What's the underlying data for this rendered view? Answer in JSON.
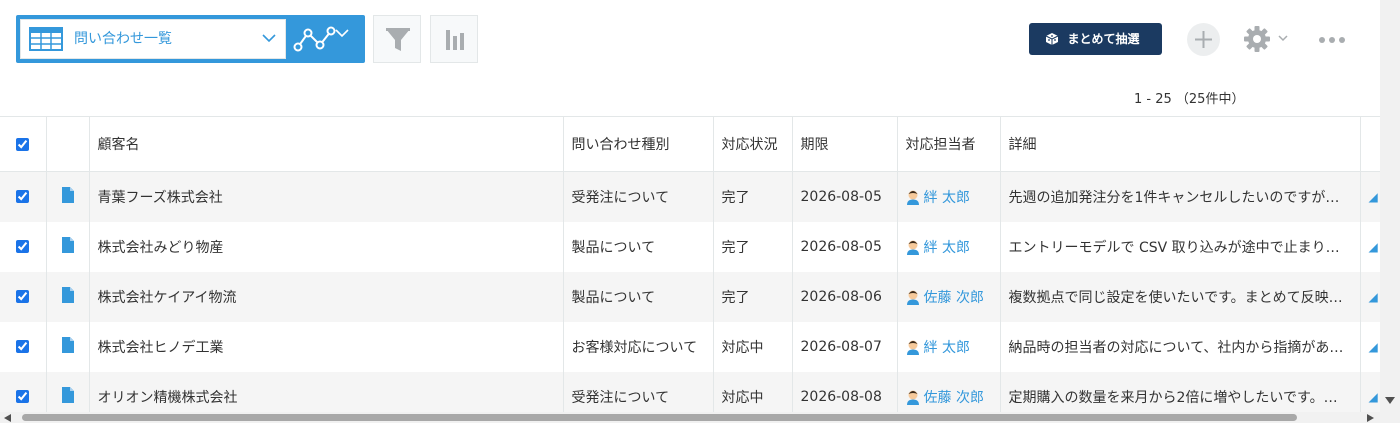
{
  "toolbar": {
    "view_name": "問い合わせ一覧",
    "bulk_lottery_label": "まとめて抽選",
    "icons": {
      "view_list": "table-list-icon",
      "graph": "line-graph-icon",
      "filter": "funnel-icon",
      "chart": "bar-chart-icon",
      "bulk": "dice-icon",
      "add": "plus-icon",
      "settings": "gear-icon",
      "more": "ellipsis-icon"
    },
    "colors": {
      "accent": "#3498db",
      "bulk_button": "#1b3a61"
    }
  },
  "pagination": {
    "text": "1 - 25 （25件中）"
  },
  "table": {
    "headers": {
      "customer": "顧客名",
      "inquiry_type": "問い合わせ種別",
      "status": "対応状況",
      "due_date": "期限",
      "assignee": "対応担当者",
      "details": "詳細"
    },
    "rows": [
      {
        "customer": "青葉フーズ株式会社",
        "inquiry_type": "受発注について",
        "status": "完了",
        "due_date": "2026-08-05",
        "assignee": "絆 太郎",
        "details": "先週の追加発注分を1件キャンセルしたいのですが…"
      },
      {
        "customer": "株式会社みどり物産",
        "inquiry_type": "製品について",
        "status": "完了",
        "due_date": "2026-08-05",
        "assignee": "絆 太郎",
        "details": "エントリーモデルで CSV 取り込みが途中で止まり…"
      },
      {
        "customer": "株式会社ケイアイ物流",
        "inquiry_type": "製品について",
        "status": "完了",
        "due_date": "2026-08-06",
        "assignee": "佐藤 次郎",
        "details": "複数拠点で同じ設定を使いたいです。まとめて反映…"
      },
      {
        "customer": "株式会社ヒノデ工業",
        "inquiry_type": "お客様対応について",
        "status": "対応中",
        "due_date": "2026-08-07",
        "assignee": "絆 太郎",
        "details": "納品時の担当者の対応について、社内から指摘があ…"
      },
      {
        "customer": "オリオン精機株式会社",
        "inquiry_type": "受発注について",
        "status": "対応中",
        "due_date": "2026-08-08",
        "assignee": "佐藤 次郎",
        "details": "定期購入の数量を来月から2倍に増やしたいです。…"
      }
    ]
  }
}
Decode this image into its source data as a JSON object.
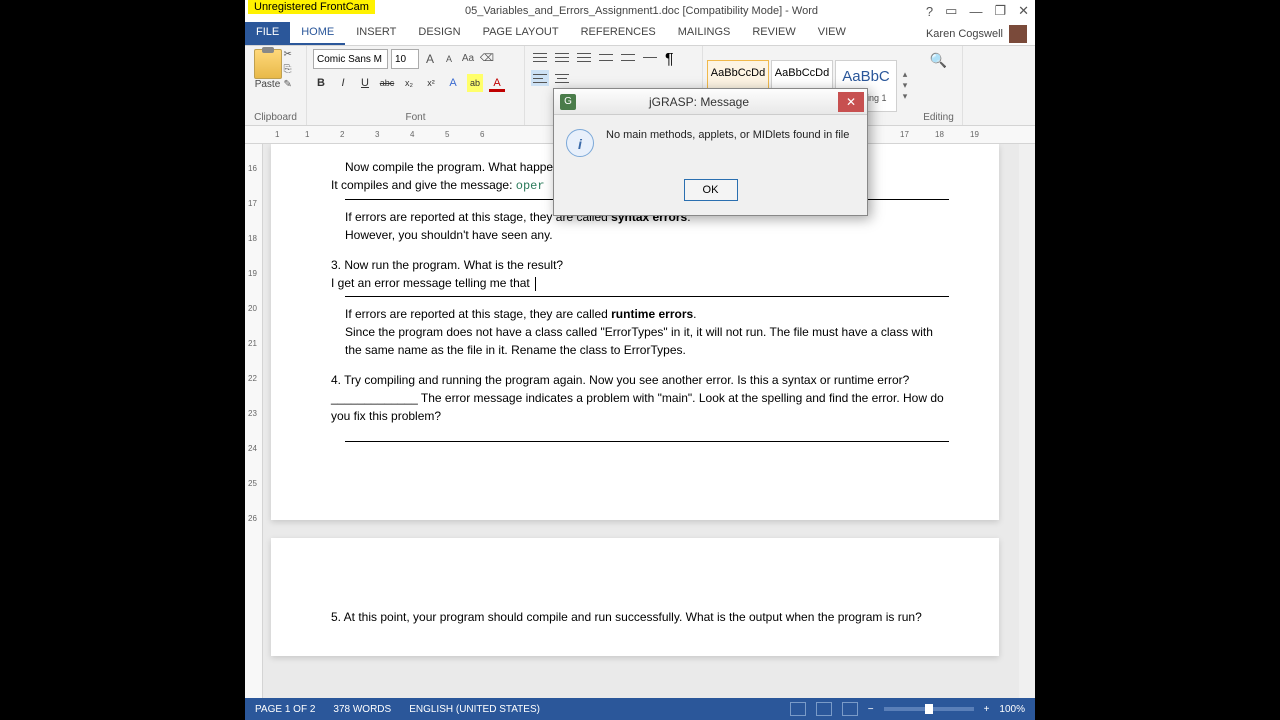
{
  "frontcam_badge": "Unregistered FrontCam",
  "title": "05_Variables_and_Errors_Assignment1.doc [Compatibility Mode] - Word",
  "win_help": "?",
  "win_ribbon": "▭",
  "win_min": "—",
  "win_restore": "❐",
  "win_close": "✕",
  "tabs": {
    "file": "FILE",
    "home": "HOME",
    "insert": "INSERT",
    "design": "DESIGN",
    "page_layout": "PAGE LAYOUT",
    "references": "REFERENCES",
    "mailings": "MAILINGS",
    "review": "REVIEW",
    "view": "VIEW"
  },
  "user_name": "Karen Cogswell",
  "ribbon": {
    "paste_label": "Paste",
    "clipboard_label": "Clipboard",
    "font_name": "Comic Sans M",
    "font_size": "10",
    "font_label": "Font",
    "grow_font": "A",
    "shrink_font": "A",
    "change_case": "Aa",
    "clear_fmt": "⌫",
    "bold": "B",
    "italic": "I",
    "underline": "U",
    "strike": "abc",
    "sub": "x₂",
    "sup": "x²",
    "text_effects": "A",
    "highlight": "ab",
    "font_color": "A",
    "style1_preview": "AaBbCcDd",
    "style2_preview": "AaBbCcDd",
    "style3_preview": "AaBbC",
    "style3_name": "Heading 1",
    "editing_label": "Editing"
  },
  "ruler_marks": [
    "1",
    "·",
    "1",
    "·",
    "2",
    "·",
    "3",
    "·",
    "4",
    "·",
    "5",
    "·",
    "6",
    "·",
    "17",
    "·",
    "18",
    "·",
    "19"
  ],
  "vruler_marks": [
    "16",
    "17",
    "18",
    "19",
    "20",
    "21",
    "22",
    "23",
    "24",
    "25",
    "26"
  ],
  "document": {
    "line1": "Now compile the program.  What happe",
    "line2a": "It compiles and give the message:  ",
    "line2b": "oper",
    "line3a": "If errors are reported at this stage, they are called ",
    "line3b": "syntax errors",
    "line3c": ".",
    "line4": "However, you shouldn't have seen any.",
    "line5": "3.  Now run the program.  What is the result?",
    "line6": "I get an error message telling me that ",
    "line7a": "If errors are reported at this stage, they are called ",
    "line7b": "runtime errors",
    "line7c": ".",
    "line8": "Since the program does not have a class called \"ErrorTypes\" in it, it will not run.  The file must have a class with the same name as the file in it.  Rename the class to ErrorTypes.",
    "line9": "4.  Try compiling and running the program again.  Now you see another error.  Is this a syntax or runtime error? _____________   The error message indicates a problem with \"main\".  Look at the spelling and find the error.  How do you fix this problem?",
    "line10": "5.  At this point, your program should compile and run successfully.  What is the output when the program is run?"
  },
  "dialog": {
    "title": "jGRASP: Message",
    "icon_badge": "G",
    "message": "No main methods, applets, or MIDlets found in file",
    "ok": "OK",
    "close": "✕",
    "info_glyph": "i"
  },
  "statusbar": {
    "page": "PAGE 1 OF 2",
    "words": "378 WORDS",
    "lang": "ENGLISH (UNITED STATES)",
    "zoom_minus": "−",
    "zoom_plus": "+",
    "zoom_pct": "100%"
  }
}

::::

*The exercise:* Looking at the records above, work out how many lines include the word "customer", then give that number by itself.

*Complete answer:* 6